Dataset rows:
□ □ □ □ □

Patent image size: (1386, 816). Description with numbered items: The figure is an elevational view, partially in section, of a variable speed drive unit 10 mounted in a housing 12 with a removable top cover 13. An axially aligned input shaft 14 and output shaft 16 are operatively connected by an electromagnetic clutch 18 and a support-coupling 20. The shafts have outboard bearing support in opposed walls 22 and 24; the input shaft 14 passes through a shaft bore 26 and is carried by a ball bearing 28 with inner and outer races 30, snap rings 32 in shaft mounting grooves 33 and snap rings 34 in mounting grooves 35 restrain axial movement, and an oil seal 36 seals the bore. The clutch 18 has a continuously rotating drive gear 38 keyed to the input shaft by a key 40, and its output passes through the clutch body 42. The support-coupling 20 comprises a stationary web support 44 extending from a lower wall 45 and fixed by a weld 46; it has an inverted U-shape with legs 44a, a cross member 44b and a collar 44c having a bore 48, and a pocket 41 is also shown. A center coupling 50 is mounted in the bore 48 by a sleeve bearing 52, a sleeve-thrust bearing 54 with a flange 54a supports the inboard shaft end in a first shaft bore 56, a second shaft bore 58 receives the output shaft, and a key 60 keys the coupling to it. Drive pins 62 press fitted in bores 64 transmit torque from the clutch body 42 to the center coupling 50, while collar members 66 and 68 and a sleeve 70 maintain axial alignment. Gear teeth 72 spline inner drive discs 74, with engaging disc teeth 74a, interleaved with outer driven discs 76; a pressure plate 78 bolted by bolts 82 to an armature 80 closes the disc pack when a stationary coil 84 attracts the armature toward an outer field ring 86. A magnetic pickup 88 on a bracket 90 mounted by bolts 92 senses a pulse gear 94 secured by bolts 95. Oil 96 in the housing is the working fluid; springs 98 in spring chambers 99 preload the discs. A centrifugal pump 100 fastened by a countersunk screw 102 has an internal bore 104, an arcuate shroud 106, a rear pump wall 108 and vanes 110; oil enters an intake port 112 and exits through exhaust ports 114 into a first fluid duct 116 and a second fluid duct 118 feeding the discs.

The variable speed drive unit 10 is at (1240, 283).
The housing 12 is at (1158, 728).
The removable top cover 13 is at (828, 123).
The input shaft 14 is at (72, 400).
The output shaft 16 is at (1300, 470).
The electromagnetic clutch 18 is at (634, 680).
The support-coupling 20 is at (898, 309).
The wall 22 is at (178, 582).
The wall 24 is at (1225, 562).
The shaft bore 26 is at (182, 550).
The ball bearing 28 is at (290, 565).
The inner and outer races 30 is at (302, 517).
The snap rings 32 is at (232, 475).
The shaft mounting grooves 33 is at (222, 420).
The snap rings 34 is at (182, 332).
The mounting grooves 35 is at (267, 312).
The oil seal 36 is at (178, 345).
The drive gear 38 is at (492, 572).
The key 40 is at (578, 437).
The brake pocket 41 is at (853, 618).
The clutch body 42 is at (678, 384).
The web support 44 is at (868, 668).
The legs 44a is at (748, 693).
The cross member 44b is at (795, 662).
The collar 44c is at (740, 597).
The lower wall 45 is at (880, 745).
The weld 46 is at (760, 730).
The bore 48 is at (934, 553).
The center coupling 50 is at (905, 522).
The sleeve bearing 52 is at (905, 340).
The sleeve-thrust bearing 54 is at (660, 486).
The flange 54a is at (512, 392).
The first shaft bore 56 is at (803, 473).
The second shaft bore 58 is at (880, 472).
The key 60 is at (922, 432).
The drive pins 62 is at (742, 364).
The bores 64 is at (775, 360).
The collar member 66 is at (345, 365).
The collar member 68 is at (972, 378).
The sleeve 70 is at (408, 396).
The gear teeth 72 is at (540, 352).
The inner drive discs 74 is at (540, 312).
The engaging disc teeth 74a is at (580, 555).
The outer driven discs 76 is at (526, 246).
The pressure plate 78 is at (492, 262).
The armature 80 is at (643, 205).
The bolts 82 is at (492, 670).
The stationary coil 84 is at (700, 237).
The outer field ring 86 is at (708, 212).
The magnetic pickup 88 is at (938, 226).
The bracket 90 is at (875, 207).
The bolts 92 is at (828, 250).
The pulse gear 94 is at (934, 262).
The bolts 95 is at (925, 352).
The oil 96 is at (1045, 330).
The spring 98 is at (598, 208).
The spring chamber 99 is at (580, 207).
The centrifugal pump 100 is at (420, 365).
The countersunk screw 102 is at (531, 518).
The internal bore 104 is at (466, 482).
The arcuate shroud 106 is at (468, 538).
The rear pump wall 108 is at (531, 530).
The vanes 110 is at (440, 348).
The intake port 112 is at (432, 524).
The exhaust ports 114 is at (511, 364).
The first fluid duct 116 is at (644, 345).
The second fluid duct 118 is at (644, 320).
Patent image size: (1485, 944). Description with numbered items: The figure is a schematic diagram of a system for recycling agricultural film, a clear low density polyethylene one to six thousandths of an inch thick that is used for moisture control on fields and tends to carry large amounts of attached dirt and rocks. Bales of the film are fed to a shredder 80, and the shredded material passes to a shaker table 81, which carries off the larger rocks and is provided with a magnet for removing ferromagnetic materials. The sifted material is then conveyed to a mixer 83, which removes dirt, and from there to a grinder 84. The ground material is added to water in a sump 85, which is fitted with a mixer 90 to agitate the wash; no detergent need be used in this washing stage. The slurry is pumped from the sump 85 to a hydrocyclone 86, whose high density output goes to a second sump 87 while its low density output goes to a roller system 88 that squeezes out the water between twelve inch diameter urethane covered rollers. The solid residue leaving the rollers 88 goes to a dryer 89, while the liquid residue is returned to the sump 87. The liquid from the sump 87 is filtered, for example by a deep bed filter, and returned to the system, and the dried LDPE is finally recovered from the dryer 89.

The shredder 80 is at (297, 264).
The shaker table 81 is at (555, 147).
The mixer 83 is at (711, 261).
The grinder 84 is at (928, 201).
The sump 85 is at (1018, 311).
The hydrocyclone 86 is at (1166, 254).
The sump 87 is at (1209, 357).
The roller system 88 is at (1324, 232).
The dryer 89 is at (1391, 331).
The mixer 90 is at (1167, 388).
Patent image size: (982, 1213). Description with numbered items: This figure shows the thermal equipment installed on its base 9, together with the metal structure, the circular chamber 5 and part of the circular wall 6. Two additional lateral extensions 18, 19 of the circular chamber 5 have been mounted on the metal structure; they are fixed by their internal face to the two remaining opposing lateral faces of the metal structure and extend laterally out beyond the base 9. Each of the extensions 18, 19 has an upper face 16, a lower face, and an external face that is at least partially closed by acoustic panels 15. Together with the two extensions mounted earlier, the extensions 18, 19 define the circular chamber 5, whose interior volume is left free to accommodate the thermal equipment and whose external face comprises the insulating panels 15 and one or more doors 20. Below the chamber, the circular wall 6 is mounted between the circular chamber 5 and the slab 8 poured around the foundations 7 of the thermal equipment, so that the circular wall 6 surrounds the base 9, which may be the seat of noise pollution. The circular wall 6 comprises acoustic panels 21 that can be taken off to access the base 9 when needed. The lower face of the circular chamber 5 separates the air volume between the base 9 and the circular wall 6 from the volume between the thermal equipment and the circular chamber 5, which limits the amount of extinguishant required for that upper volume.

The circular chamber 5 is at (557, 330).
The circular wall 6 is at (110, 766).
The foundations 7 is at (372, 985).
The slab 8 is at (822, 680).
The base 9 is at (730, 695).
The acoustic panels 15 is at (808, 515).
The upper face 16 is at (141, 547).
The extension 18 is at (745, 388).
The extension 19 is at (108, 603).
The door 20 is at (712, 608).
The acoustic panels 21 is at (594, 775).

□ □ □ □ □

Written problem:
Reproduce each of the rows above verbatim, line for line.

Result for this exercise:
Patent image size: (1386, 816). Description with numbered items: The figure is an elevational view, partially in section, of a variable speed drive unit 10 mounted in a housing 12 with a removable top cover 13. An axially aligned input shaft 14 and output shaft 16 are operatively connected by an electromagnetic clutch 18 and a support-coupling 20. The shafts have outboard bearing support in opposed walls 22 and 24; the input shaft 14 passes through a shaft bore 26 and is carried by a ball bearing 28 with inner and outer races 30, snap rings 32 in shaft mounting grooves 33 and snap rings 34 in mounting grooves 35 restrain axial movement, and an oil seal 36 seals the bore. The clutch 18 has a continuously rotating drive gear 38 keyed to the input shaft by a key 40, and its output passes through the clutch body 42. The support-coupling 20 comprises a stationary web support 44 extending from a lower wall 45 and fixed by a weld 46; it has an inverted U-shape with legs 44a, a cross member 44b and a collar 44c having a bore 48, and a pocket 41 is also shown. A center coupling 50 is mounted in the bore 48 by a sleeve bearing 52, a sleeve-thrust bearing 54 with a flange 54a supports the inboard shaft end in a first shaft bore 56, a second shaft bore 58 receives the output shaft, and a key 60 keys the coupling to it. Drive pins 62 press fitted in bores 64 transmit torque from the clutch body 42 to the center coupling 50, while collar members 66 and 68 and a sleeve 70 maintain axial alignment. Gear teeth 72 spline inner drive discs 74, with engaging disc teeth 74a, interleaved with outer driven discs 76; a pressure plate 78 bolted by bolts 82 to an armature 80 closes the disc pack when a stationary coil 84 attracts the armature toward an outer field ring 86. A magnetic pickup 88 on a bracket 90 mounted by bolts 92 senses a pulse gear 94 secured by bolts 95. Oil 96 in the housing is the working fluid; springs 98 in spring chambers 99 preload the discs. A centrifugal pump 100 fastened by a countersunk screw 102 has an internal bore 104, an arcuate shroud 106, a rear pump wall 108 and vanes 110; oil enters an intake port 112 and exits through exhaust ports 114 into a first fluid duct 116 and a second fluid duct 118 feeding the discs.

The variable speed drive unit 10 is at (1240, 283).
The housing 12 is at (1158, 728).
The removable top cover 13 is at (828, 123).
The input shaft 14 is at (72, 400).
The output shaft 16 is at (1300, 470).
The electromagnetic clutch 18 is at (634, 680).
The support-coupling 20 is at (898, 309).
The wall 22 is at (178, 582).
The wall 24 is at (1225, 562).
The shaft bore 26 is at (182, 550).
The ball bearing 28 is at (290, 565).
The inner and outer races 30 is at (302, 517).
The snap rings 32 is at (232, 475).
The shaft mounting grooves 33 is at (222, 420).
The snap rings 34 is at (182, 332).
The mounting grooves 35 is at (267, 312).
The oil seal 36 is at (178, 345).
The drive gear 38 is at (492, 572).
The key 40 is at (578, 437).
The brake pocket 41 is at (853, 618).
The clutch body 42 is at (678, 384).
The web support 44 is at (868, 668).
The legs 44a is at (748, 693).
The cross member 44b is at (795, 662).
The collar 44c is at (740, 597).
The lower wall 45 is at (880, 745).
The weld 46 is at (760, 730).
The bore 48 is at (934, 553).
The center coupling 50 is at (905, 522).
The sleeve bearing 52 is at (905, 340).
The sleeve-thrust bearing 54 is at (660, 486).
The flange 54a is at (512, 392).
The first shaft bore 56 is at (803, 473).
The second shaft bore 58 is at (880, 472).
The key 60 is at (922, 432).
The drive pins 62 is at (742, 364).
The bores 64 is at (775, 360).
The collar member 66 is at (345, 365).
The collar member 68 is at (972, 378).
The sleeve 70 is at (408, 396).
The gear teeth 72 is at (540, 352).
The inner drive discs 74 is at (540, 312).
The engaging disc teeth 74a is at (580, 555).
The outer driven discs 76 is at (526, 246).
The pressure plate 78 is at (492, 262).
The armature 80 is at (643, 205).
The bolts 82 is at (492, 670).
The stationary coil 84 is at (700, 237).
The outer field ring 86 is at (708, 212).
The magnetic pickup 88 is at (938, 226).
The bracket 90 is at (875, 207).
The bolts 92 is at (828, 250).
The pulse gear 94 is at (934, 262).
The bolts 95 is at (925, 352).
The oil 96 is at (1045, 330).
The spring 98 is at (598, 208).
The spring chamber 99 is at (580, 207).
The centrifugal pump 100 is at (420, 365).
The countersunk screw 102 is at (531, 518).
The internal bore 104 is at (466, 482).
The arcuate shroud 106 is at (468, 538).
The rear pump wall 108 is at (531, 530).
The vanes 110 is at (440, 348).
The intake port 112 is at (432, 524).
The exhaust ports 114 is at (511, 364).
The first fluid duct 116 is at (644, 345).
The second fluid duct 118 is at (644, 320).
Patent image size: (1485, 944). Description with numbered items: The figure is a schematic diagram of a system for recycling agricultural film, a clear low density polyethylene one to six thousandths of an inch thick that is used for moisture control on fields and tends to carry large amounts of attached dirt and rocks. Bales of the film are fed to a shredder 80, and the shredded material passes to a shaker table 81, which carries off the larger rocks and is provided with a magnet for removing ferromagnetic materials. The sifted material is then conveyed to a mixer 83, which removes dirt, and from there to a grinder 84. The ground material is added to water in a sump 85, which is fitted with a mixer 90 to agitate the wash; no detergent need be used in this washing stage. The slurry is pumped from the sump 85 to a hydrocyclone 86, whose high density output goes to a second sump 87 while its low density output goes to a roller system 88 that squeezes out the water between twelve inch diameter urethane covered rollers. The solid residue leaving the rollers 88 goes to a dryer 89, while the liquid residue is returned to the sump 87. The liquid from the sump 87 is filtered, for example by a deep bed filter, and returned to the system, and the dried LDPE is finally recovered from the dryer 89.

The shredder 80 is at (297, 264).
The shaker table 81 is at (555, 147).
The mixer 83 is at (711, 261).
The grinder 84 is at (928, 201).
The sump 85 is at (1018, 311).
The hydrocyclone 86 is at (1166, 254).
The sump 87 is at (1209, 357).
The roller system 88 is at (1324, 232).
The dryer 89 is at (1391, 331).
The mixer 90 is at (1167, 388).
Patent image size: (982, 1213). Description with numbered items: This figure shows the thermal equipment installed on its base 9, together with the metal structure, the circular chamber 5 and part of the circular wall 6. Two additional lateral extensions 18, 19 of the circular chamber 5 have been mounted on the metal structure; they are fixed by their internal face to the two remaining opposing lateral faces of the metal structure and extend laterally out beyond the base 9. Each of the extensions 18, 19 has an upper face 16, a lower face, and an external face that is at least partially closed by acoustic panels 15. Together with the two extensions mounted earlier, the extensions 18, 19 define the circular chamber 5, whose interior volume is left free to accommodate the thermal equipment and whose external face comprises the insulating panels 15 and one or more doors 20. Below the chamber, the circular wall 6 is mounted between the circular chamber 5 and the slab 8 poured around the foundations 7 of the thermal equipment, so that the circular wall 6 surrounds the base 9, which may be the seat of noise pollution. The circular wall 6 comprises acoustic panels 21 that can be taken off to access the base 9 when needed. The lower face of the circular chamber 5 separates the air volume between the base 9 and the circular wall 6 from the volume between the thermal equipment and the circular chamber 5, which limits the amount of extinguishant required for that upper volume.

The circular chamber 5 is at (557, 330).
The circular wall 6 is at (110, 766).
The foundations 7 is at (372, 985).
The slab 8 is at (822, 680).
The base 9 is at (730, 695).
The acoustic panels 15 is at (808, 515).
The upper face 16 is at (141, 547).
The extension 18 is at (745, 388).
The extension 19 is at (108, 603).
The door 20 is at (712, 608).
The acoustic panels 21 is at (594, 775).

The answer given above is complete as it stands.